• **Brief**: Below are some records; retype all of them exactly.

# START OF Records for this task

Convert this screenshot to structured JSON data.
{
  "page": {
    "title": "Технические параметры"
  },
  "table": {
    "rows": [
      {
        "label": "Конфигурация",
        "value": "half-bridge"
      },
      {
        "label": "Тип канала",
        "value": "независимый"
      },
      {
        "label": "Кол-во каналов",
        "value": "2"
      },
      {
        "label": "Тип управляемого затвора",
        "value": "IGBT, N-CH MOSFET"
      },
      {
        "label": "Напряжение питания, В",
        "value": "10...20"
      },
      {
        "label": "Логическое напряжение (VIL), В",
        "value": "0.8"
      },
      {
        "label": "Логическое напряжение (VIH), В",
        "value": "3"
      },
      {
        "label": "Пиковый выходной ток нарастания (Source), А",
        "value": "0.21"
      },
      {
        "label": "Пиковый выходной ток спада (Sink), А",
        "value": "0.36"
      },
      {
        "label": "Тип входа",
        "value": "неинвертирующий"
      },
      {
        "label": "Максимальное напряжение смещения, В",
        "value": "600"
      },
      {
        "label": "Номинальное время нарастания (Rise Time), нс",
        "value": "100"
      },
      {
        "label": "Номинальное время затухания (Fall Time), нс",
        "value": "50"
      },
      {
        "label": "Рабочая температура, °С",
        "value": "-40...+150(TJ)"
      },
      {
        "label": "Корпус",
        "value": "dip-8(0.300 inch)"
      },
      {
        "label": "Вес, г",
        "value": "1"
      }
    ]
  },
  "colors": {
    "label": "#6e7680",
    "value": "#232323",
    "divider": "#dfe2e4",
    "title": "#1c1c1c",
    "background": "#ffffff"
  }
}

# END OF Records for this task

• **Solved problem**:
Convert this screenshot to structured JSON data.
{
  "page": {
    "title": "Технические параметры"
  },
  "table": {
    "rows": [
      {
        "label": "Конфигурация",
        "value": "half-bridge"
      },
      {
        "label": "Тип канала",
        "value": "независимый"
      },
      {
        "label": "Кол-во каналов",
        "value": "2"
      },
      {
        "label": "Тип управляемого затвора",
        "value": "IGBT, N-CH MOSFET"
      },
      {
        "label": "Напряжение питания, В",
        "value": "10...20"
      },
      {
        "label": "Логическое напряжение (VIL), В",
        "value": "0.8"
      },
      {
        "label": "Логическое напряжение (VIH), В",
        "value": "3"
      },
      {
        "label": "Пиковый выходной ток нарастания (Source), А",
        "value": "0.21"
      },
      {
        "label": "Пиковый выходной ток спада (Sink), А",
        "value": "0.36"
      },
      {
        "label": "Тип входа",
        "value": "неинвертирующий"
      },
      {
        "label": "Максимальное напряжение смещения, В",
        "value": "600"
      },
      {
        "label": "Номинальное время нарастания (Rise Time), нс",
        "value": "100"
      },
      {
        "label": "Номинальное время затухания (Fall Time), нс",
        "value": "50"
      },
      {
        "label": "Рабочая температура, °С",
        "value": "-40...+150(TJ)"
      },
      {
        "label": "Корпус",
        "value": "dip-8(0.300 inch)"
      },
      {
        "label": "Вес, г",
        "value": "1"
      }
    ]
  },
  "colors": {
    "label": "#6e7680",
    "value": "#232323",
    "divider": "#dfe2e4",
    "title": "#1c1c1c",
    "background": "#ffffff"
  }
}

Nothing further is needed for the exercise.